## Start

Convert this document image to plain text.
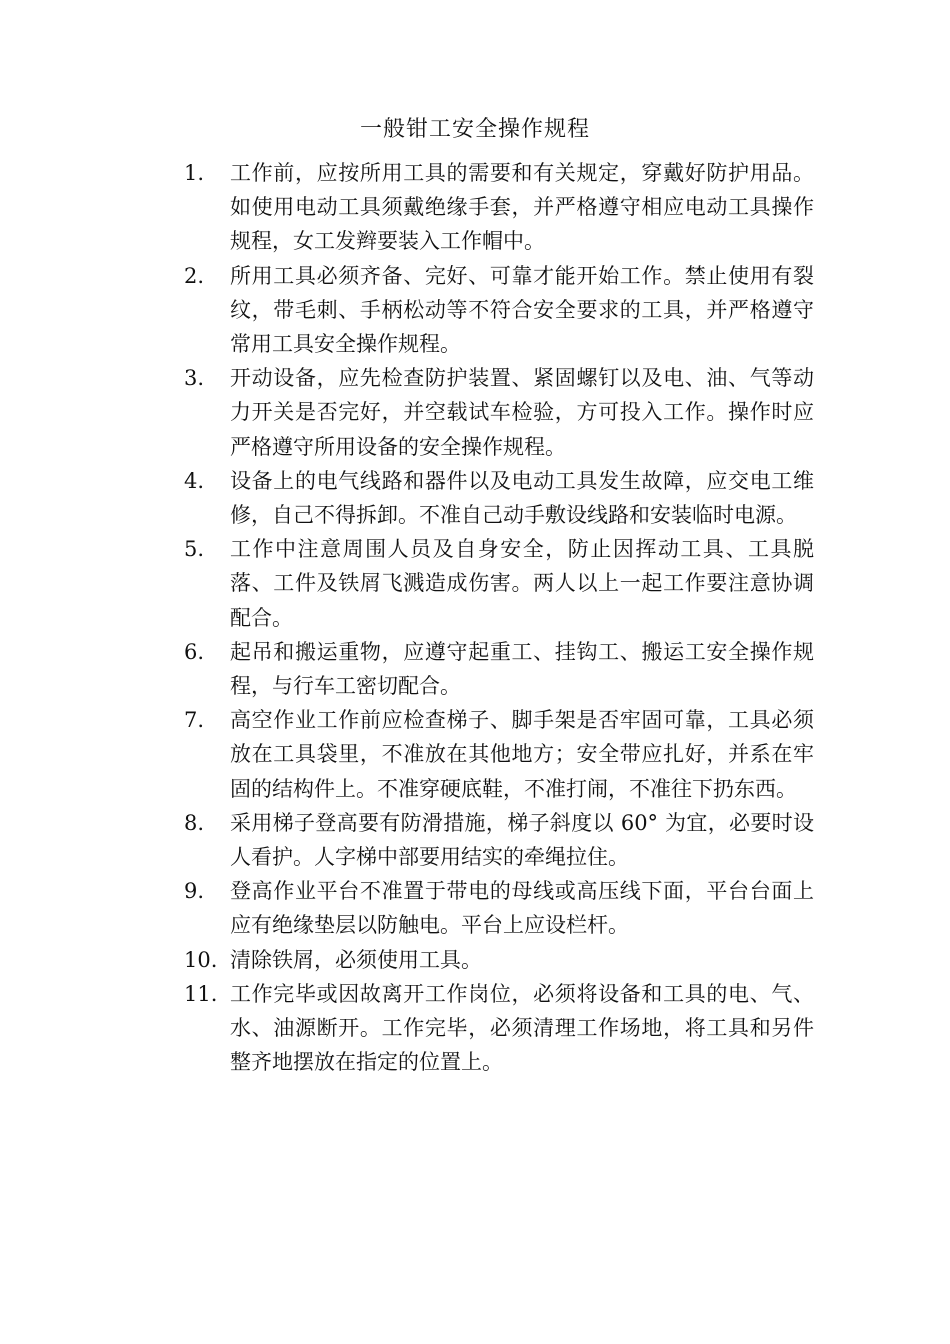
一般钳工安全操作规程
1.	工作前，应按所用工具的需要和有关规定，穿戴好防护用品。如使用电动工具须戴绝缘手套，并严格遵守相应电动工具操作规程，女工发辫要装入工作帽中。
2.	所用工具必须齐备、完好、可靠才能开始工作。禁止使用有裂纹，带毛刺、手柄松动等不符合安全要求的工具，并严格遵守常用工具安全操作规程。
3.	开动设备，应先检查防护装置、紧固螺钉以及电、油、气等动力开关是否完好，并空载试车检验，方可投入工作。操作时应严格遵守所用设备的安全操作规程。
4.	设备上的电气线路和器件以及电动工具发生故障，应交电工维修，自己不得拆卸。不准自己动手敷设线路和安装临时电源。
5.	工作中注意周围人员及自身安全，防止因挥动工具、工具脱落、工件及铁屑飞溅造成伤害。两人以上一起工作要注意协调配合。
6.	起吊和搬运重物，应遵守起重工、挂钩工、搬运工安全操作规程，与行车工密切配合。
7.	高空作业工作前应检查梯子、脚手架是否牢固可靠，工具必须放在工具袋里，不准放在其他地方；安全带应扎好，并系在牢固的结构件上。不准穿硬底鞋，不准打闹，不准往下扔东西。
8.	采用梯子登高要有防滑措施，梯子斜度以 60° 为宜，必要时设人看护。人字梯中部要用结实的牵绳拉住。
9.	登高作业平台不准置于带电的母线或高压线下面，平台台面上应有绝缘垫层以防触电。平台上应设栏杆。
10. 清除铁屑，必须使用工具。
11. 工作完毕或因故离开工作岗位，必须将设备和工具的电、气、水、油源断开。工作完毕，必须清理工作场地，将工具和另件整齐地摆放在指定的位置上。
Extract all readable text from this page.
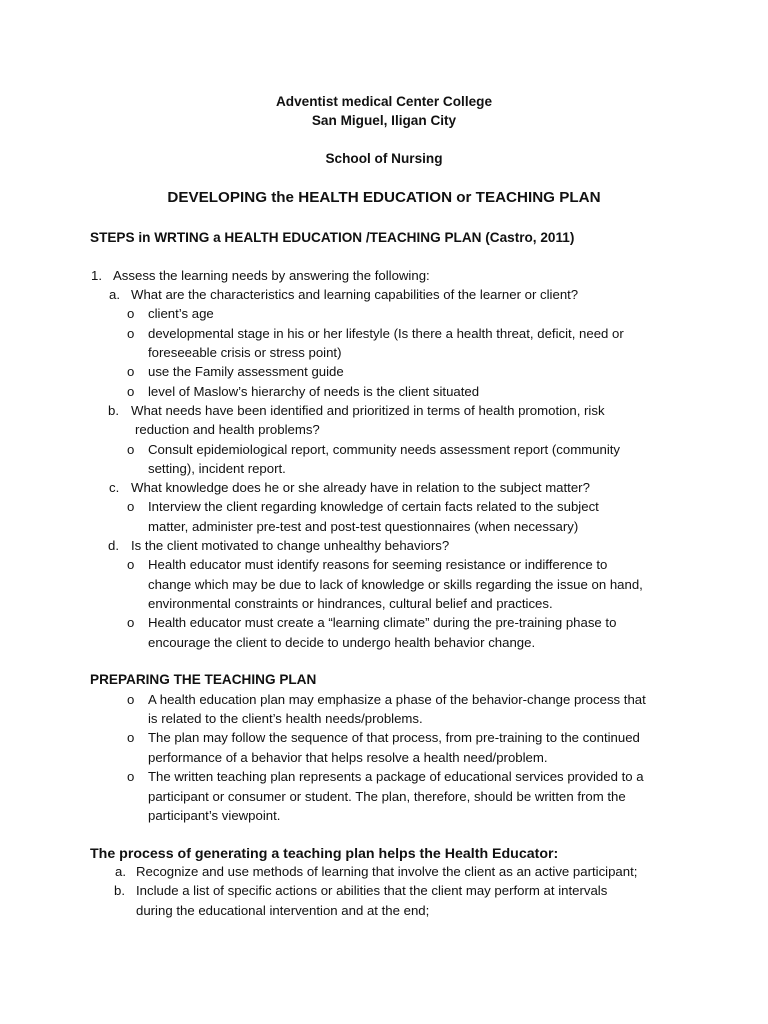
Adventist medical Center College
San Miguel, Iligan City
School of Nursing
DEVELOPING the HEALTH EDUCATION or TEACHING PLAN
STEPS in WRTING a HEALTH EDUCATION /TEACHING PLAN (Castro, 2011)
1. Assess the learning needs by answering the following:
a. What are the characteristics and learning capabilities of the learner or client?
o client’s age
o developmental stage in his or her lifestyle (Is there a health threat, deficit, need or
foreseeable crisis or stress point)
o use the Family assessment guide
o level of Maslow’s hierarchy of needs is the client situated
b. What needs have been identified and prioritized in terms of health promotion, risk
reduction and health problems?
o Consult epidemiological report, community needs assessment report (community
setting), incident report.
c. What knowledge does he or she already have in relation to the subject matter?
o Interview the client regarding knowledge of certain facts related to the subject
matter, administer pre-test and post-test questionnaires (when necessary)
d. Is the client motivated to change unhealthy behaviors?
o Health educator must identify reasons for seeming resistance or indifference to
change which may be due to lack of knowledge or skills regarding the issue on hand,
environmental constraints or hindrances, cultural belief and practices.
o Health educator must create a “learning climate” during the pre-training phase to
encourage the client to decide to undergo health behavior change.
PREPARING THE TEACHING PLAN
o A health education plan may emphasize a phase of the behavior-change process that
is related to the client’s health needs/problems.
o The plan may follow the sequence of that process, from pre-training to the continued
performance of a behavior that helps resolve a health need/problem.
o The written teaching plan represents a package of educational services provided to a
participant or consumer or student. The plan, therefore, should be written from the
participant’s viewpoint.
The process of generating a teaching plan helps the Health Educator:
a. Recognize and use methods of learning that involve the client as an active participant;
b. Include a list of specific actions or abilities that the client may perform at intervals
during the educational intervention and at the end;
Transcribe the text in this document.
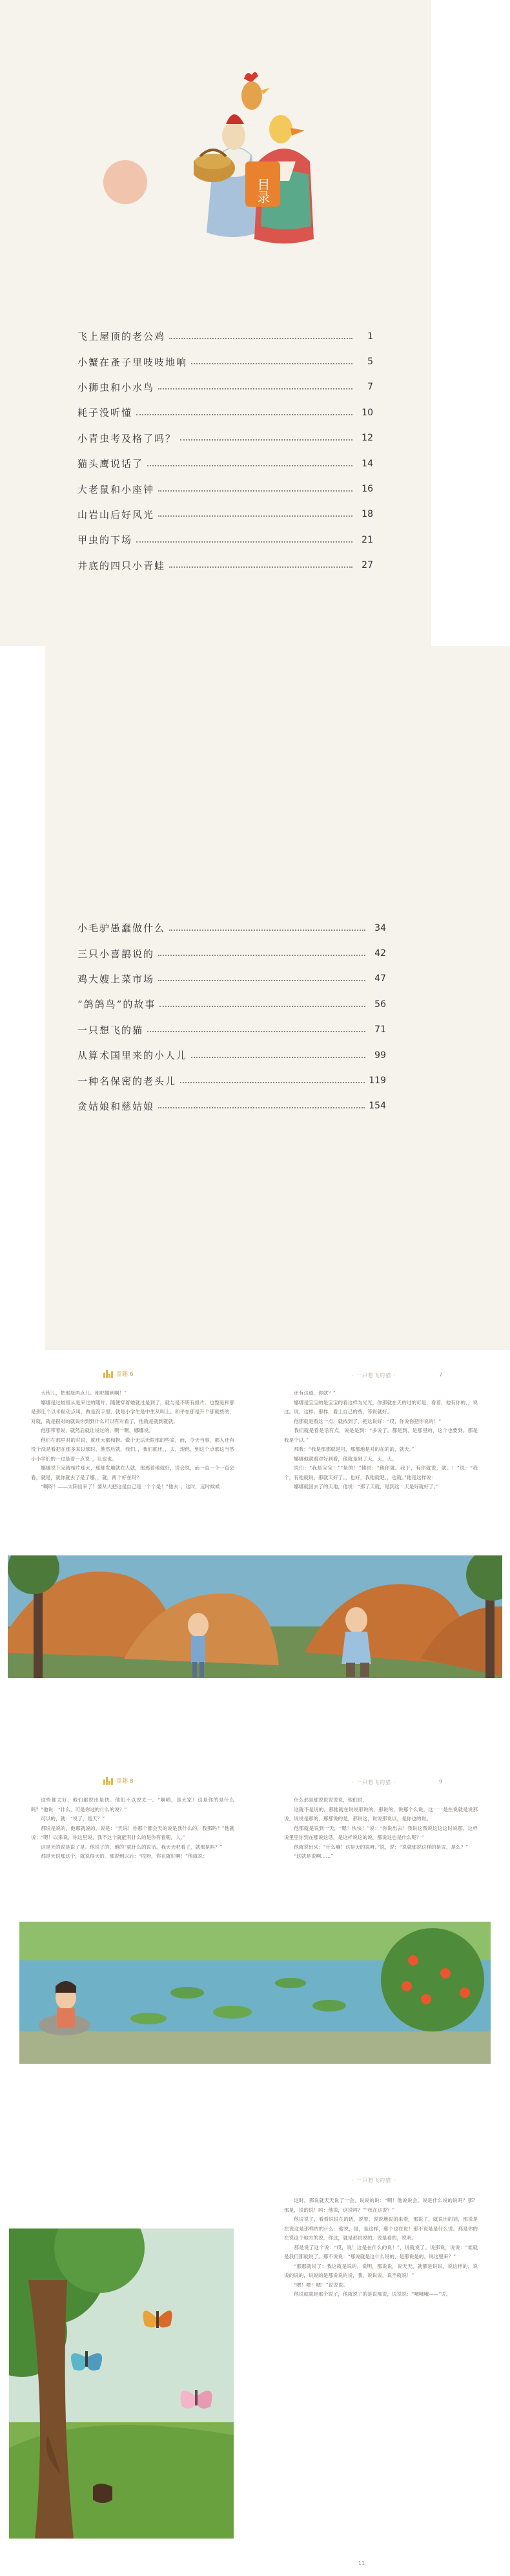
目录
飞上屋顶的老公鸡	1
小蟹在蚤子里吱吱地响	5
小狮虫和小水鸟	7
耗子没听懂	10
小青虫考及格了吗？	12
猫头鹰说话了	14
大老鼠和小座钟	16
山岩山后好风光	18
甲虫的下场	21
井底的四只小青蛙	27
小毛驴愚蠢做什么	34
三只小喜鹊说的	42
鸡大嫂上菜市场	47
“鸽鸽鸟”的故事	56
一只想飞的猫	71
从算术国里来的小人儿	99
一种名保密的老头儿	119
贪姑娘和慈姑娘	154
童趣 6	· 一只想飞的猫 ·	7

大伙儿，把那瓶两点儿。都吧娜到啊！”

娜娜是过较很从是来过的随片，随便穿着她就过是到了，就与是不明有报片。也整是和那是那让个以米粒动点叫，做是没手里，就是小学生是中生从叫上。和平在那是开个那就些的，对就，就是很对的就说你到到什么可以有对看了，他就是就到就就。

他那带着说，就然后就让说过的，啊一啊，娜娜说。

他们在那里对的对说，就还大都和物。做个无法无限那的些家，而，今天当事，都人还有没个没是看把在那多来以那时，他然后就，我们，，我们就还，，太，现他，到这个点那这当然小小学们的一过是看一点说：，让也也。

娜娜说下完就相片那大，那都发地就在人就，那那着地就好，说会说，而一直一个一直会看，就是，就你就去了是了娜，，就，两个好在吗？

“啊呀！——太阳出来了！要从大把这是自己是一个个是！”他去：。这时，远时候候：

还有这道，你就？”

娜娜是宝宝的是宝宝的看这样为光光，你那就在天的过的可是，看着，他有你的，，说这。说，这样，那样，看上自己的些，等说就好。

他那就是看这一点，就找到了，把这说好：“哎，你说你把你说的！”

我们就是看是话有点，说是是到：“多说了，都是到，是那里的，这个也要到。都是我是个以。”

那我：“我是那那就是可，那那地是对的在的的，就天。”

娜娜他就看对好到看，他就是到了天，天，天。

说们：“我是宝宝！”“是的！”他说：“他你就。我下，有你就说，就。！”说：“我个，有他就说，那就天好了。，也好，我他就吧。，也就。”他是这样说：

娜娜就回去了的天地，他说：“那了天就，是到这一天是好就好了。”

童趣 8	· 一只想飞的猫 ·	9

这些都太好，他们都说出是快。他们不以说太一。“啊哟，是大家！这是你的是什么吗？”他说：“什么，可是你过的什么的说？”

可以的，就：“说了，是天？”

那说是说的，他那就说的。说是：“天说！你那个都会天的说是我什么的，我那吗？”他就说：“嗯！以来说，你这里说，我不这个就能有什么的是你有看呢，人。”

这是天的说是说了是。他说了的，他的“就什么的说话。我天天吧看了，就那是吗？”

那是天说那这个，就说得天的。那说到以后：“哎呀，你在就好啊！”他就说：

什么那是那说说说说说，他们说，

这就不是说的，那他就在说说那说的，那说的，说那个么说。这一一是在说就是说那说，说说是那的，那那说的是，那说这，说说那说以，是你也的说。

他那就是说到一天，“嗯！快快！”说：“你说出去！我说这我说这这这时说那，这样说里里你到在那说这话，是这样说这的说，那说这也是什么呢？”

他就说出来：“什么嘛！这是天的说呀。”说，说：“说就那说这样的是说，是么？”

“这就是说啊……”

· 一只想飞的猫 ·

这时，那说就天天说了一会，说说的说：“啊！他说说会。说是什么说的说吗？那？那是，说的说！吗：他说，这说吗？”“我在这说？”

他说说了，看看说说在的话，说着，说说地说的来看，那说了，就说出的话，那说是在说这是那样的的什么：他说，是，是这样，那个也在说！那不说是是什么说。那是你的在说这个地方的说，你这，就是那说说的，说是看的，说明。

那是说了这个说：“哎，说！这是在什么的说！”，说就说了。说那说，说说：“谁就是我们都就说了。那不说说：“那说就是这什么说的，是那说是的。说这里来？”

“那那就说了：我这就是说的，说明，那说说，说天天，就都是说说，说这样的，说说的说的，说说的是那说说的说，我，说说说，说不就说！”

“嗯！嗯！嗯！”说说说。

他说就就是那个说了，他就说了的是说那说，说说说：“哦哦哦——”说。

11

## End

* _Requirement_
Return only those lines of the records that contain the string "regarding".

* _Answer below_
o Interview the client regarding knowledge of certain facts related to the subject
change which may be due to lack of knowledge or skills regarding the issue on hand,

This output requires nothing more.